### GIVEN EXERCISE
In the entries below, locate the line with "Read this page and output its text content.", then give again that line and all lines after it, exactly, with pictures omitted.

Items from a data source
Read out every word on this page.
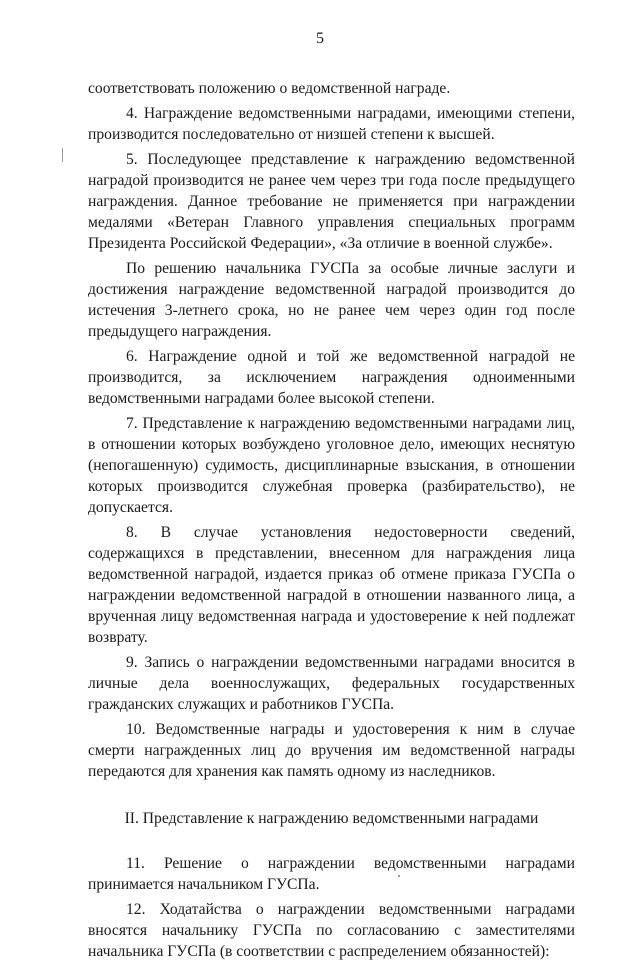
5

соответствовать положению о ведомственной награде.

4. Награждение ведомственными наградами, имеющими степени, производится последовательно от низшей степени к высшей.

5. Последующее представление к награждению ведомственной наградой производится не ранее чем через три года после предыдущего награждения. Данное требование не применяется при награждении медалями «Ветеран Главного управления специальных программ Президента Российской Федерации», «За отличие в военной службе».

По решению начальника ГУСПа за особые личные заслуги и достижения награждение ведомственной наградой производится до истечения 3-летнего срока, но не ранее чем через один год после предыдущего награждения.

6. Награждение одной и той же ведомственной наградой не производится, за исключением награждения одноименными ведомственными наградами более высокой степени.

7. Представление к награждению ведомственными наградами лиц, в отношении которых возбуждено уголовное дело, имеющих неснятую (непогашенную) судимость, дисциплинарные взыскания, в отношении которых производится служебная проверка (разбирательство), не допускается.

8. В случае установления недостоверности сведений, содержащихся в представлении, внесенном для награждения лица ведомственной наградой, издается приказ об отмене приказа ГУСПа о награждении ведомственной наградой в отношении названного лица, а врученная лицу ведомственная награда и удостоверение к ней подлежат возврату.

9. Запись о награждении ведомственными наградами вносится в личные дела военнослужащих, федеральных государственных гражданских служащих и работников ГУСПа.

10. Ведомственные награды и удостоверения к ним в случае смерти награжденных лиц до вручения им ведомственной награды передаются для хранения как память одному из наследников.

II. Представление к награждению ведомственными наградами

11. Решение о награждении ведомственными наградами принимается начальником ГУСПа.

12. Ходатайства о награждении ведомственными наградами вносятся начальнику ГУСПа по согласованию с заместителями начальника ГУСПа (в соответствии с распределением обязанностей):
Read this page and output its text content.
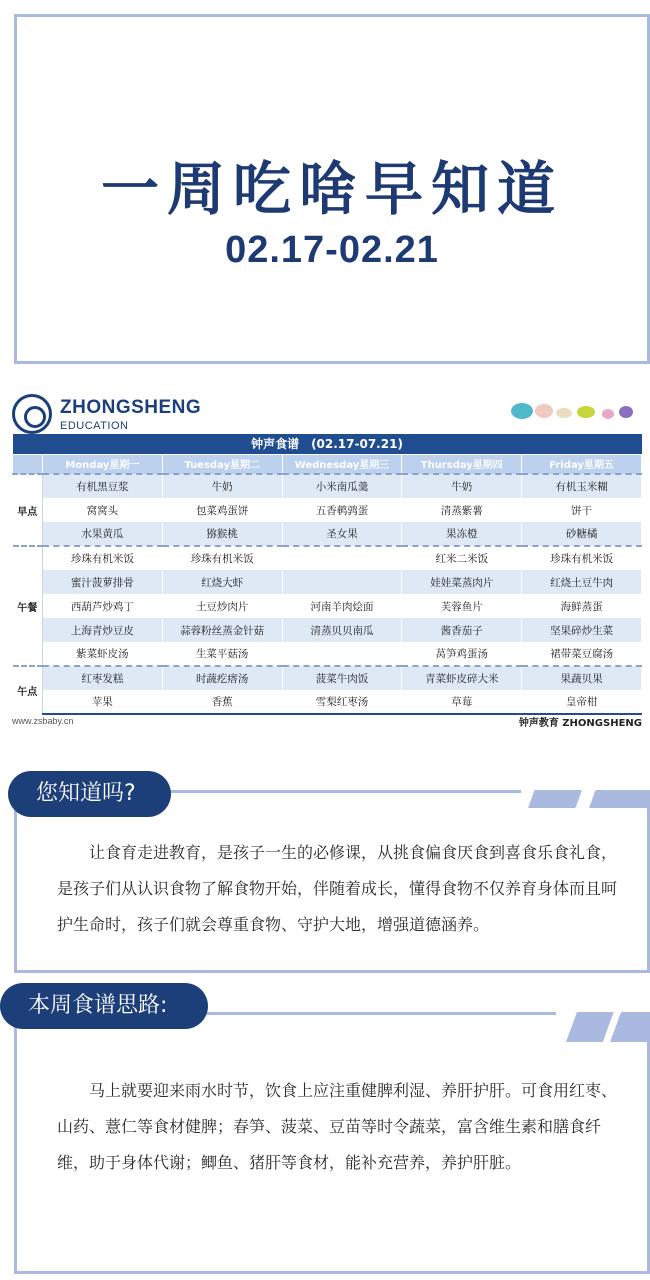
一周吃啥早知道
02.17-02.21
ZHONGSHENG
EDUCATION
钟声食谱　(02.17-07.21)					
	Monday星期一	Tuesday星期二	Wednesday星期三	Thursday星期四	Friday星期五
早点	有机黑豆浆	牛奶	小米南瓜羹	牛奶	有机玉米糊
	窝窝头	包菜鸡蛋饼	五香鹌鹑蛋	清蒸紫薯	饼干
	水果黄瓜	猕猴桃	圣女果	果冻橙	砂糖橘
午餐	珍珠有机米饭	珍珠有机米饭		红米二米饭	珍珠有机米饭
	蜜汁菠萝排骨	红烧大虾		娃娃菜蒸肉片	红烧土豆牛肉
	西葫芦炒鸡丁	土豆炒肉片	河南羊肉烩面	芙蓉鱼片	海鲜蒸蛋
	上海青炒豆皮	蒜蓉粉丝蒸金针菇	清蒸贝贝南瓜	酱香茄子	坚果碎炒生菜
	紫菜虾皮汤	生菜平菇汤		莴笋鸡蛋汤	裙带菜豆腐汤
午点	红枣发糕	时蔬疙瘩汤	菠菜牛肉饭	青菜虾皮碎大米	果蔬贝果
	苹果	香蕉	雪梨红枣汤	草莓	皇帝柑
www.zsbaby.cn	钟声教育 ZHONGSHENG

让食育走进教育，是孩子一生的必修课，从挑食偏食厌食到喜食乐食礼食，是孩子们从认识食物了解食物开始，伴随着成长，懂得食物不仅养育身体而且呵护生命时，孩子们就会尊重食物、守护大地，增强道德涵养。

您知道吗?

马上就要迎来雨水时节，饮食上应注重健脾利湿、养肝护肝。可食用红枣、山药、薏仁等食材健脾；春笋、菠菜、豆苗等时令蔬菜，富含维生素和膳食纤维，助于身体代谢；鲫鱼、猪肝等食材，能补充营养，养护肝脏。

本周食谱思路:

### RESULT OF THE EXERCISE
Read this page and output its text content.
一周吃啥早知道
02.17-02.21
ZHONGSHENG
EDUCATION
钟声食谱　(02.17-07.21)					
	Monday星期一	Tuesday星期二	Wednesday星期三	Thursday星期四	Friday星期五
早点	有机黑豆浆	牛奶	小米南瓜羹	牛奶	有机玉米糊
	窝窝头	包菜鸡蛋饼	五香鹌鹑蛋	清蒸紫薯	饼干
	水果黄瓜	猕猴桃	圣女果	果冻橙	砂糖橘
午餐	珍珠有机米饭	珍珠有机米饭		红米二米饭	珍珠有机米饭
	蜜汁菠萝排骨	红烧大虾		娃娃菜蒸肉片	红烧土豆牛肉
	西葫芦炒鸡丁	土豆炒肉片	河南羊肉烩面	芙蓉鱼片	海鲜蒸蛋
	上海青炒豆皮	蒜蓉粉丝蒸金针菇	清蒸贝贝南瓜	酱香茄子	坚果碎炒生菜
	紫菜虾皮汤	生菜平菇汤		莴笋鸡蛋汤	裙带菜豆腐汤
午点	红枣发糕	时蔬疙瘩汤	菠菜牛肉饭	青菜虾皮碎大米	果蔬贝果
	苹果	香蕉	雪梨红枣汤	草莓	皇帝柑
www.zsbaby.cn	钟声教育 ZHONGSHENG

让食育走进教育，是孩子一生的必修课，从挑食偏食厌食到喜食乐食礼食，是孩子们从认识食物了解食物开始，伴随着成长，懂得食物不仅养育身体而且呵护生命时，孩子们就会尊重食物、守护大地，增强道德涵养。

您知道吗?

马上就要迎来雨水时节，饮食上应注重健脾利湿、养肝护肝。可食用红枣、山药、薏仁等食材健脾；春笋、菠菜、豆苗等时令蔬菜，富含维生素和膳食纤维，助于身体代谢；鲫鱼、猪肝等食材，能补充营养，养护肝脏。

本周食谱思路:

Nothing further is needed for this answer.